▶ Records for this exercise
■ ■ ■ ■ ■

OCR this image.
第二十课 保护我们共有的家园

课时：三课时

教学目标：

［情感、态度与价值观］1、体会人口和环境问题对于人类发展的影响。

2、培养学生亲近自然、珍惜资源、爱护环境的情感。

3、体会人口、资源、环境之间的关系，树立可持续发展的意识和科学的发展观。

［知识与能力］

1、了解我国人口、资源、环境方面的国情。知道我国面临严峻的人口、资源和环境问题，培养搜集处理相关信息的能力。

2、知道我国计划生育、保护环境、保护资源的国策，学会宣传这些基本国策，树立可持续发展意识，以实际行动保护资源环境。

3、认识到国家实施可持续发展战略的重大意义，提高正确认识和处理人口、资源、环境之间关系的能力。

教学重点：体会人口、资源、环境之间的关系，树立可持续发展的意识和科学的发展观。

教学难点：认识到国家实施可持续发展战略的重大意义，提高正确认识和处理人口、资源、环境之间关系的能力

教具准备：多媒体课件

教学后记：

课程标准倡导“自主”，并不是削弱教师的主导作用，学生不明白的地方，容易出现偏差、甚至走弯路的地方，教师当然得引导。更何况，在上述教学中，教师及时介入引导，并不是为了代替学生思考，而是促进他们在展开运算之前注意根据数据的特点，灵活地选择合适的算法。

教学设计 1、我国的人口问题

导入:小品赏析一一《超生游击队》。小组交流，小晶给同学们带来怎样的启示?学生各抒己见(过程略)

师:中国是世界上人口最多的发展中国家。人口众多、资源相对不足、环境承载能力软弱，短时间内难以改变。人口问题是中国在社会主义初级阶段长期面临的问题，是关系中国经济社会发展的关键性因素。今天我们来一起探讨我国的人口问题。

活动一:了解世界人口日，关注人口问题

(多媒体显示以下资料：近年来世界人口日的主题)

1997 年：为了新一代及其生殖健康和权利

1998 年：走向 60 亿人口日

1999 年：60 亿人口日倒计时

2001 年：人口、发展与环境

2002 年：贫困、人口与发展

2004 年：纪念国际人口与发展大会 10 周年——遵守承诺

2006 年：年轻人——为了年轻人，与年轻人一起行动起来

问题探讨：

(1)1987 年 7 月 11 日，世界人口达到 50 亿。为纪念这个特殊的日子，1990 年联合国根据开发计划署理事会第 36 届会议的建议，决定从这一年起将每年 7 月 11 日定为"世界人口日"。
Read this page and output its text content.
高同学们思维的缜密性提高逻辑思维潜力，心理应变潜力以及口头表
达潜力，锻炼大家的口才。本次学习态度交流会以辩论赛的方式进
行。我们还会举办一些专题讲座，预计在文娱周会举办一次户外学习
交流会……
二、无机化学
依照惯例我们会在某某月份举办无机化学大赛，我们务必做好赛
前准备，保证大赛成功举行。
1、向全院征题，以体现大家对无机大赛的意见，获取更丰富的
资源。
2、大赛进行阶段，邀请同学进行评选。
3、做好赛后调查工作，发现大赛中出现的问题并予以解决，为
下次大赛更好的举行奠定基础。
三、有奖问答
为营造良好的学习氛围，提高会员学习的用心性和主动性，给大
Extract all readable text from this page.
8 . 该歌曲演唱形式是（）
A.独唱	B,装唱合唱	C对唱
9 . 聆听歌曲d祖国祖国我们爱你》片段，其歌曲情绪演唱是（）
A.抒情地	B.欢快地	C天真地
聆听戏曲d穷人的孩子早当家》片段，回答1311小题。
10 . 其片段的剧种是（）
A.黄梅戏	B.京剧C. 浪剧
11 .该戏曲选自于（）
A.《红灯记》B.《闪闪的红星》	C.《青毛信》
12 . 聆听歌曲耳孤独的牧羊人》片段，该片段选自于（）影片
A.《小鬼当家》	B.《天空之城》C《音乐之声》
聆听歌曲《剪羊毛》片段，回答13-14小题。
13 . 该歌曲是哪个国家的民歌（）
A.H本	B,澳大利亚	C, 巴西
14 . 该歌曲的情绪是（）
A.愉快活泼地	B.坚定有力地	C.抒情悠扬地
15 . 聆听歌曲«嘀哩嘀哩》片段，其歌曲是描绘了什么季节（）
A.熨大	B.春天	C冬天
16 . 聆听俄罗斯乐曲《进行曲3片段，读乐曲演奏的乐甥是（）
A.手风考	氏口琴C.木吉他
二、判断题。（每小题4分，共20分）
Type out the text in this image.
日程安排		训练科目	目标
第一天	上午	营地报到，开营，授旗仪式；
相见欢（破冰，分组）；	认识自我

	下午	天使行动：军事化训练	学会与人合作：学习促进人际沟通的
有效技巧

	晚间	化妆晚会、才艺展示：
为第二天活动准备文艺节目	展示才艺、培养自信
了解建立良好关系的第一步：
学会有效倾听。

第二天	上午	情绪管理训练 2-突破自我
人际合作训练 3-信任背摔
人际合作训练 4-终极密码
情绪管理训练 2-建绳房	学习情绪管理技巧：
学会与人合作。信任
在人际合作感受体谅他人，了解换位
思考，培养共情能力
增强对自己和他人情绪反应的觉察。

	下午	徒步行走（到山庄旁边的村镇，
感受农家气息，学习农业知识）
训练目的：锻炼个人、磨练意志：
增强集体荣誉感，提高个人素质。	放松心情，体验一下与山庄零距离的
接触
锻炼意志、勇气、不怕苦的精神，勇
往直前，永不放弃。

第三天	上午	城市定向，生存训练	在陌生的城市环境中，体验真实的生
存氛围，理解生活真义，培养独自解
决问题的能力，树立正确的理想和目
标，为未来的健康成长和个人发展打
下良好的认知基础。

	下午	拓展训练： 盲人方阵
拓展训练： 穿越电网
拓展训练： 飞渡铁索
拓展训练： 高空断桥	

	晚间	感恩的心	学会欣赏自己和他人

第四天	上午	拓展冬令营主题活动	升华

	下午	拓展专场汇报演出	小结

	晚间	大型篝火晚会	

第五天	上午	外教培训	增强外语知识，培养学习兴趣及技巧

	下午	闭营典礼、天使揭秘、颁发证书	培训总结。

■ ■ ■ ■ ■

Work through the records above line by line and count those that hold the string "环境之间关系的能力". Give only the result.

▶ Solution to this problem
2